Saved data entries
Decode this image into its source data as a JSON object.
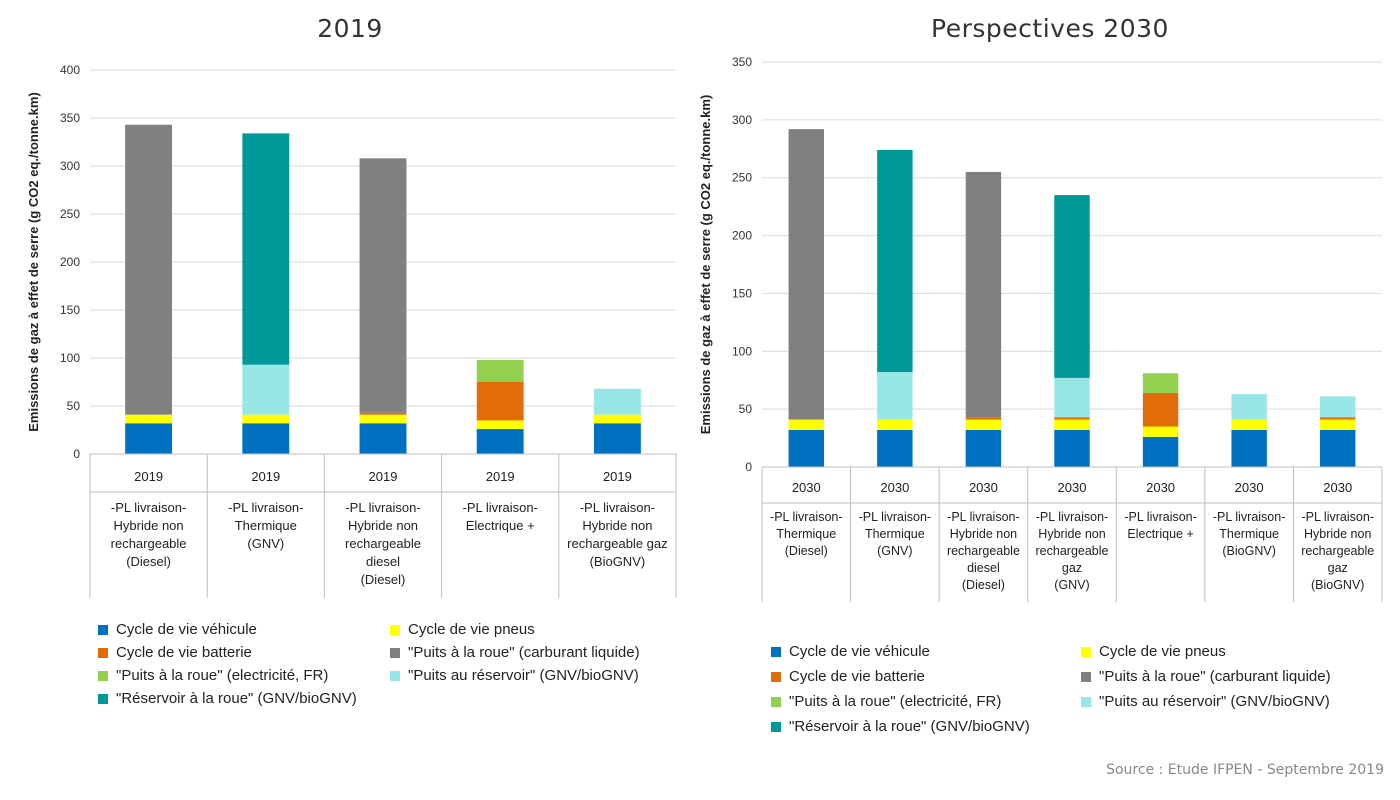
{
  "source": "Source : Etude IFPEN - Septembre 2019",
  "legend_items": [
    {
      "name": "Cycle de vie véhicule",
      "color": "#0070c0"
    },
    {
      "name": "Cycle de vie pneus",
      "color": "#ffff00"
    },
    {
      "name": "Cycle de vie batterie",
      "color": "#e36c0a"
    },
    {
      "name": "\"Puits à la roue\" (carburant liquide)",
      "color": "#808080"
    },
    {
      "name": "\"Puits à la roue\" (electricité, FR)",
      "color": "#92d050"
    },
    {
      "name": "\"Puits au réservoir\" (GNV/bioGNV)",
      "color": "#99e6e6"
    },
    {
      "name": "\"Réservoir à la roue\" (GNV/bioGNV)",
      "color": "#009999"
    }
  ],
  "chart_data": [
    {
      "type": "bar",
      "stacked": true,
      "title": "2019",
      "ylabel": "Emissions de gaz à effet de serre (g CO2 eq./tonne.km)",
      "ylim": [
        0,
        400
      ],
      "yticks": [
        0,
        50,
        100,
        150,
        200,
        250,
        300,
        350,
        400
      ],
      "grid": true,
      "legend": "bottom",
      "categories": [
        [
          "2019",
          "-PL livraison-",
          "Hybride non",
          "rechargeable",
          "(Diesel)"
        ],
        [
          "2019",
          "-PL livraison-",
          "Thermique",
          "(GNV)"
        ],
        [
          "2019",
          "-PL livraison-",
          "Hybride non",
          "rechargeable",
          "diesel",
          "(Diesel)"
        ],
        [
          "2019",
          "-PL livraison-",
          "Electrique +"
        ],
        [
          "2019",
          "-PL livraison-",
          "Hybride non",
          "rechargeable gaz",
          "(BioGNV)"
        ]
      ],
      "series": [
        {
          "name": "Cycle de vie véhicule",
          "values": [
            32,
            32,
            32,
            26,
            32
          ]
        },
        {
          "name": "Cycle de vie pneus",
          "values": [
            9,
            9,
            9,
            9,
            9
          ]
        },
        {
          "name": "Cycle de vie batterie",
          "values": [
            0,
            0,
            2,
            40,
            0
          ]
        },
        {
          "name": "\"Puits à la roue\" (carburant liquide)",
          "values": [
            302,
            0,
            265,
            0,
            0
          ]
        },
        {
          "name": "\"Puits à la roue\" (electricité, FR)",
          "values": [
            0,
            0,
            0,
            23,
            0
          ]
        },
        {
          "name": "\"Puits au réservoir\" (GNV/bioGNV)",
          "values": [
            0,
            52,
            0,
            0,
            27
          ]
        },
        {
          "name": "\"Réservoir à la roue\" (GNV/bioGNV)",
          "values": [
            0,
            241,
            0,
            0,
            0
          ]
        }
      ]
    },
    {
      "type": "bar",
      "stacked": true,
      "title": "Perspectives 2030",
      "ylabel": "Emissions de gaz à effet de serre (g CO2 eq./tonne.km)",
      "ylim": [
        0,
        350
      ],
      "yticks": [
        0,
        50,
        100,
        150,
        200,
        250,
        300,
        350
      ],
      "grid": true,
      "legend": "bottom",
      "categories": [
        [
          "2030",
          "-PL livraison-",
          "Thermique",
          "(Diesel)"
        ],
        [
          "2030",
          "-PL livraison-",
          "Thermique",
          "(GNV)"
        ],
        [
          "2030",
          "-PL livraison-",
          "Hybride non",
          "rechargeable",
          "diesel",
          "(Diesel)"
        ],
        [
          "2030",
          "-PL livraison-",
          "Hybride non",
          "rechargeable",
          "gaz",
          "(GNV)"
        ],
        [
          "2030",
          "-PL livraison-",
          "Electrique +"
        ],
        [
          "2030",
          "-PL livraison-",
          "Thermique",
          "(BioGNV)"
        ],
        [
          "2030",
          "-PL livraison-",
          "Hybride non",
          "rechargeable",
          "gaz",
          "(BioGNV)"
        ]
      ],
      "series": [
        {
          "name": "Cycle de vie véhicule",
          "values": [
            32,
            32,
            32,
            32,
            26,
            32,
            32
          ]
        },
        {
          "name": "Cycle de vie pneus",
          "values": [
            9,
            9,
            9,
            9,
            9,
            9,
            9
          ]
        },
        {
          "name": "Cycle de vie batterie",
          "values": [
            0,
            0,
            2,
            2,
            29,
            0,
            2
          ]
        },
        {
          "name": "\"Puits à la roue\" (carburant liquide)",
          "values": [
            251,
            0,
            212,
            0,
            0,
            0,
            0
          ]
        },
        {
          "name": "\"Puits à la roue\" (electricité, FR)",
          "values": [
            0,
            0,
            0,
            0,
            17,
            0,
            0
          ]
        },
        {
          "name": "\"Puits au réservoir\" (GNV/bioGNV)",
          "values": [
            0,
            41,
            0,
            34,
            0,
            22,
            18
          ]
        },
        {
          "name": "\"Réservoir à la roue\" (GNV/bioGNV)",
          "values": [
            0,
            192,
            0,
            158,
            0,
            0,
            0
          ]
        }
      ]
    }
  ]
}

Task to carry out :: All of the lines above should be retyped precisely, apart from the pictures.

Output of the task ::
Decode this image into its source data as a JSON object.
{
  "source": "Source : Etude IFPEN - Septembre 2019",
  "legend_items": [
    {
      "name": "Cycle de vie véhicule",
      "color": "#0070c0"
    },
    {
      "name": "Cycle de vie pneus",
      "color": "#ffff00"
    },
    {
      "name": "Cycle de vie batterie",
      "color": "#e36c0a"
    },
    {
      "name": "\"Puits à la roue\" (carburant liquide)",
      "color": "#808080"
    },
    {
      "name": "\"Puits à la roue\" (electricité, FR)",
      "color": "#92d050"
    },
    {
      "name": "\"Puits au réservoir\" (GNV/bioGNV)",
      "color": "#99e6e6"
    },
    {
      "name": "\"Réservoir à la roue\" (GNV/bioGNV)",
      "color": "#009999"
    }
  ],
  "chart_data": [
    {
      "type": "bar",
      "stacked": true,
      "title": "2019",
      "ylabel": "Emissions de gaz à effet de serre (g CO2 eq./tonne.km)",
      "ylim": [
        0,
        400
      ],
      "yticks": [
        0,
        50,
        100,
        150,
        200,
        250,
        300,
        350,
        400
      ],
      "grid": true,
      "legend": "bottom",
      "categories": [
        [
          "2019",
          "-PL livraison-",
          "Hybride non",
          "rechargeable",
          "(Diesel)"
        ],
        [
          "2019",
          "-PL livraison-",
          "Thermique",
          "(GNV)"
        ],
        [
          "2019",
          "-PL livraison-",
          "Hybride non",
          "rechargeable",
          "diesel",
          "(Diesel)"
        ],
        [
          "2019",
          "-PL livraison-",
          "Electrique +"
        ],
        [
          "2019",
          "-PL livraison-",
          "Hybride non",
          "rechargeable gaz",
          "(BioGNV)"
        ]
      ],
      "series": [
        {
          "name": "Cycle de vie véhicule",
          "values": [
            32,
            32,
            32,
            26,
            32
          ]
        },
        {
          "name": "Cycle de vie pneus",
          "values": [
            9,
            9,
            9,
            9,
            9
          ]
        },
        {
          "name": "Cycle de vie batterie",
          "values": [
            0,
            0,
            2,
            40,
            0
          ]
        },
        {
          "name": "\"Puits à la roue\" (carburant liquide)",
          "values": [
            302,
            0,
            265,
            0,
            0
          ]
        },
        {
          "name": "\"Puits à la roue\" (electricité, FR)",
          "values": [
            0,
            0,
            0,
            23,
            0
          ]
        },
        {
          "name": "\"Puits au réservoir\" (GNV/bioGNV)",
          "values": [
            0,
            52,
            0,
            0,
            27
          ]
        },
        {
          "name": "\"Réservoir à la roue\" (GNV/bioGNV)",
          "values": [
            0,
            241,
            0,
            0,
            0
          ]
        }
      ]
    },
    {
      "type": "bar",
      "stacked": true,
      "title": "Perspectives 2030",
      "ylabel": "Emissions de gaz à effet de serre (g CO2 eq./tonne.km)",
      "ylim": [
        0,
        350
      ],
      "yticks": [
        0,
        50,
        100,
        150,
        200,
        250,
        300,
        350
      ],
      "grid": true,
      "legend": "bottom",
      "categories": [
        [
          "2030",
          "-PL livraison-",
          "Thermique",
          "(Diesel)"
        ],
        [
          "2030",
          "-PL livraison-",
          "Thermique",
          "(GNV)"
        ],
        [
          "2030",
          "-PL livraison-",
          "Hybride non",
          "rechargeable",
          "diesel",
          "(Diesel)"
        ],
        [
          "2030",
          "-PL livraison-",
          "Hybride non",
          "rechargeable",
          "gaz",
          "(GNV)"
        ],
        [
          "2030",
          "-PL livraison-",
          "Electrique +"
        ],
        [
          "2030",
          "-PL livraison-",
          "Thermique",
          "(BioGNV)"
        ],
        [
          "2030",
          "-PL livraison-",
          "Hybride non",
          "rechargeable",
          "gaz",
          "(BioGNV)"
        ]
      ],
      "series": [
        {
          "name": "Cycle de vie véhicule",
          "values": [
            32,
            32,
            32,
            32,
            26,
            32,
            32
          ]
        },
        {
          "name": "Cycle de vie pneus",
          "values": [
            9,
            9,
            9,
            9,
            9,
            9,
            9
          ]
        },
        {
          "name": "Cycle de vie batterie",
          "values": [
            0,
            0,
            2,
            2,
            29,
            0,
            2
          ]
        },
        {
          "name": "\"Puits à la roue\" (carburant liquide)",
          "values": [
            251,
            0,
            212,
            0,
            0,
            0,
            0
          ]
        },
        {
          "name": "\"Puits à la roue\" (electricité, FR)",
          "values": [
            0,
            0,
            0,
            0,
            17,
            0,
            0
          ]
        },
        {
          "name": "\"Puits au réservoir\" (GNV/bioGNV)",
          "values": [
            0,
            41,
            0,
            34,
            0,
            22,
            18
          ]
        },
        {
          "name": "\"Réservoir à la roue\" (GNV/bioGNV)",
          "values": [
            0,
            192,
            0,
            158,
            0,
            0,
            0
          ]
        }
      ]
    }
  ]
}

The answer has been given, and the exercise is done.